All of the entries must be reproduced exactly, with no images carried over.

+++

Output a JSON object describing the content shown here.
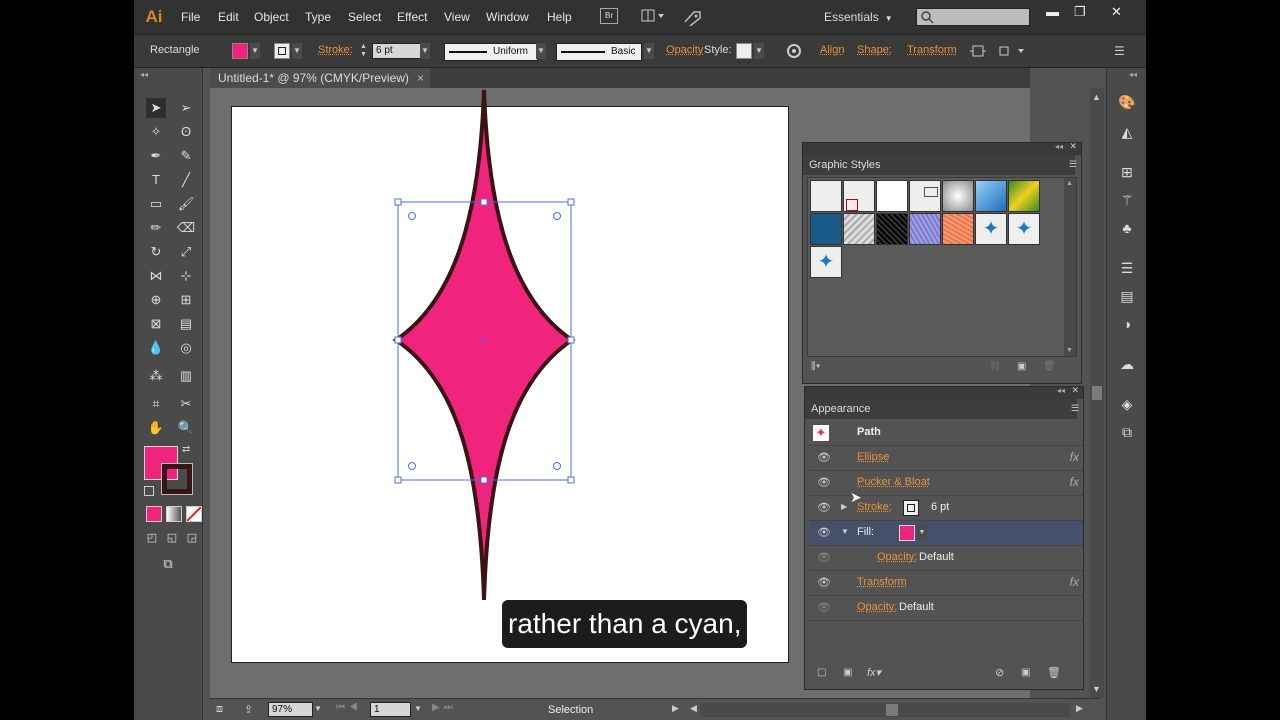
{
  "app": {
    "logo": "Ai"
  },
  "menubar": {
    "items": [
      "File",
      "Edit",
      "Object",
      "Type",
      "Select",
      "Effect",
      "View",
      "Window",
      "Help"
    ],
    "bridge": "Br",
    "workspace": "Essentials",
    "search_placeholder": "",
    "win_minimize": "▬",
    "win_restore": "❐",
    "win_close": "✕"
  },
  "controlbar": {
    "selection_type": "Rectangle",
    "fill_color": "#f0247c",
    "stroke_label": "Stroke:",
    "stroke_weight": "6 pt",
    "stroke_profile": "Uniform",
    "brush": "Basic",
    "opacity_label": "Opacity",
    "style_label": "Style:",
    "align_label": "Align",
    "shape_label": "Shape:",
    "transform_label": "Transform"
  },
  "document": {
    "tab_title": "Untitled-1* @ 97% (CMYK/Preview)",
    "tab_close": "×"
  },
  "statusbar": {
    "zoom": "97%",
    "artboard_number": "1",
    "status_text": "Selection"
  },
  "graphic_styles": {
    "title": "Graphic Styles"
  },
  "appearance": {
    "title": "Appearance",
    "path_label": "Path",
    "rows": {
      "ellipse": "Ellipse",
      "pucker": "Pucker & Bloat",
      "stroke_name": "Stroke:",
      "stroke_value": "6 pt",
      "fill_name": "Fill:",
      "fill_opacity_name": "Opacity:",
      "fill_opacity_value": "Default",
      "transform": "Transform",
      "opacity_name": "Opacity:",
      "opacity_value": "Default"
    },
    "fx_label": "fx"
  },
  "caption": {
    "text": "rather than a cyan,"
  },
  "colors": {
    "accent": "#e8923a",
    "fill": "#f0247c",
    "stroke": "#3a1414",
    "selection": "#4a6fdc"
  }
}
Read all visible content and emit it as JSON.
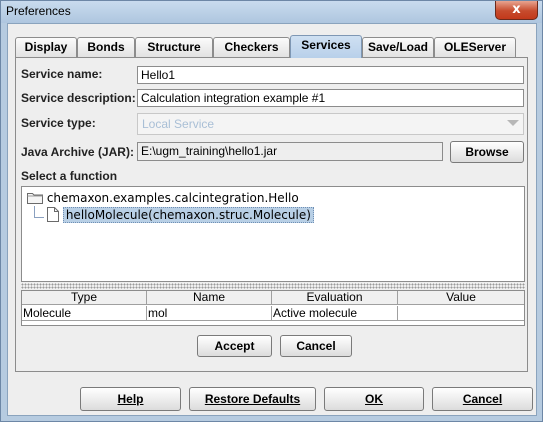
{
  "window": {
    "title": "Preferences",
    "close_glyph": "x"
  },
  "tabs": [
    {
      "label": "Display",
      "active": false
    },
    {
      "label": "Bonds",
      "active": false
    },
    {
      "label": "Structure",
      "active": false
    },
    {
      "label": "Checkers",
      "active": false
    },
    {
      "label": "Services",
      "active": true
    },
    {
      "label": "Save/Load",
      "active": false
    },
    {
      "label": "OLEServer",
      "active": false
    }
  ],
  "form": {
    "service_name_label": "Service name:",
    "service_name_value": "Hello1",
    "service_description_label": "Service description:",
    "service_description_value": "Calculation integration example #1",
    "service_type_label": "Service type:",
    "service_type_value": "Local Service",
    "jar_label": "Java Archive (JAR):",
    "jar_value": "E:\\ugm_training\\hello1.jar",
    "browse_label": "Browse",
    "select_function_label": "Select a function"
  },
  "tree": {
    "root": "chemaxon.examples.calcintegration.Hello",
    "child": "helloMolecule(chemaxon.struc.Molecule)"
  },
  "table": {
    "columns": [
      "Type",
      "Name",
      "Evaluation",
      "Value"
    ],
    "rows": [
      [
        "Molecule",
        "mol",
        "Active molecule",
        ""
      ]
    ]
  },
  "panel_buttons": {
    "accept": "Accept",
    "cancel": "Cancel"
  },
  "footer": {
    "help": "Help",
    "restore": "Restore Defaults",
    "ok": "OK",
    "cancel": "Cancel"
  },
  "colors": {
    "frame": "#b6cbe0",
    "active_tab": "#b8d0ea",
    "selection": "#b8cfe5",
    "disabled_text": "#a9bfd6"
  }
}
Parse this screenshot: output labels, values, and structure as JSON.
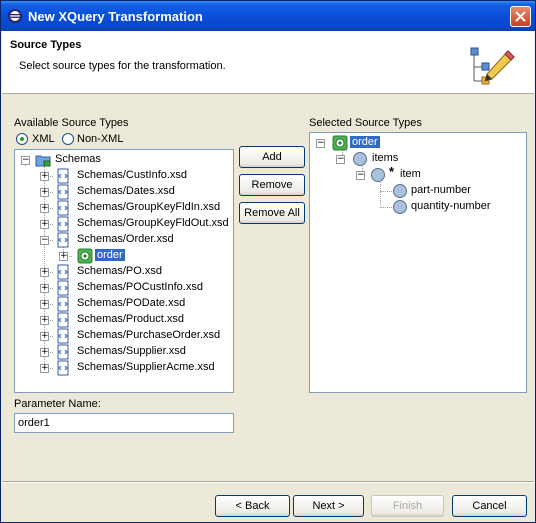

+++

• **EXERCISE OUTPUT**
Output a JSON object describing the content shown here.
{
  "app": {
    "logo": "Ai"
  },
  "menubar": {
    "items": [
      "File",
      "Edit",
      "Object",
      "Type",
      "Select",
      "Effect",
      "View",
      "Window",
      "Help"
    ],
    "bridge": "Br",
    "workspace": "Essentials",
    "search_placeholder": "",
    "win_minimize": "▬",
    "win_restore": "❐",
    "win_close": "✕"
  },
  "controlbar": {
    "selection_type": "Rectangle",
    "fill_color": "#f0247c",
    "stroke_label": "Stroke:",
    "stroke_weight": "6 pt",
    "stroke_profile": "Uniform",
    "brush": "Basic",
    "opacity_label": "Opacity",
    "style_label": "Style:",
    "align_label": "Align",
    "shape_label": "Shape:",
    "transform_label": "Transform"
  },
  "document": {
    "tab_title": "Untitled-1* @ 97% (CMYK/Preview)",
    "tab_close": "×"
  },
  "statusbar": {
    "zoom": "97%",
    "artboard_number": "1",
    "status_text": "Selection"
  },
  "graphic_styles": {
    "title": "Graphic Styles"
  },
  "appearance": {
    "title": "Appearance",
    "path_label": "Path",
    "rows": {
      "ellipse": "Ellipse",
      "pucker": "Pucker & Bloat",
      "stroke_name": "Stroke:",
      "stroke_value": "6 pt",
      "fill_name": "Fill:",
      "fill_opacity_name": "Opacity:",
      "fill_opacity_value": "Default",
      "transform": "Transform",
      "opacity_name": "Opacity:",
      "opacity_value": "Default"
    },
    "fx_label": "fx"
  },
  "caption": {
    "text": "rather than a cyan,"
  },
  "colors": {
    "accent": "#e8923a",
    "fill": "#f0247c",
    "stroke": "#3a1414",
    "selection": "#4a6fdc"
  }
}
Read all visible content and emit it as JSON.
{
  "window": {
    "title": "Preferences",
    "close_glyph": "x"
  },
  "tabs": [
    {
      "label": "Display",
      "active": false
    },
    {
      "label": "Bonds",
      "active": false
    },
    {
      "label": "Structure",
      "active": false
    },
    {
      "label": "Checkers",
      "active": false
    },
    {
      "label": "Services",
      "active": true
    },
    {
      "label": "Save/Load",
      "active": false
    },
    {
      "label": "OLEServer",
      "active": false
    }
  ],
  "form": {
    "service_name_label": "Service name:",
    "service_name_value": "Hello1",
    "service_description_label": "Service description:",
    "service_description_value": "Calculation integration example #1",
    "service_type_label": "Service type:",
    "service_type_value": "Local Service",
    "jar_label": "Java Archive (JAR):",
    "jar_value": "E:\\ugm_training\\hello1.jar",
    "browse_label": "Browse",
    "select_function_label": "Select a function"
  },
  "tree": {
    "root": "chemaxon.examples.calcintegration.Hello",
    "child": "helloMolecule(chemaxon.struc.Molecule)"
  },
  "table": {
    "columns": [
      "Type",
      "Name",
      "Evaluation",
      "Value"
    ],
    "rows": [
      [
        "Molecule",
        "mol",
        "Active molecule",
        ""
      ]
    ]
  },
  "panel_buttons": {
    "accept": "Accept",
    "cancel": "Cancel"
  },
  "footer": {
    "help": "Help",
    "restore": "Restore Defaults",
    "ok": "OK",
    "cancel": "Cancel"
  },
  "colors": {
    "frame": "#b6cbe0",
    "active_tab": "#b8d0ea",
    "selection": "#b8cfe5",
    "disabled_text": "#a9bfd6"
  }
}
Parse this screenshot: output labels, values, and structure as JSON.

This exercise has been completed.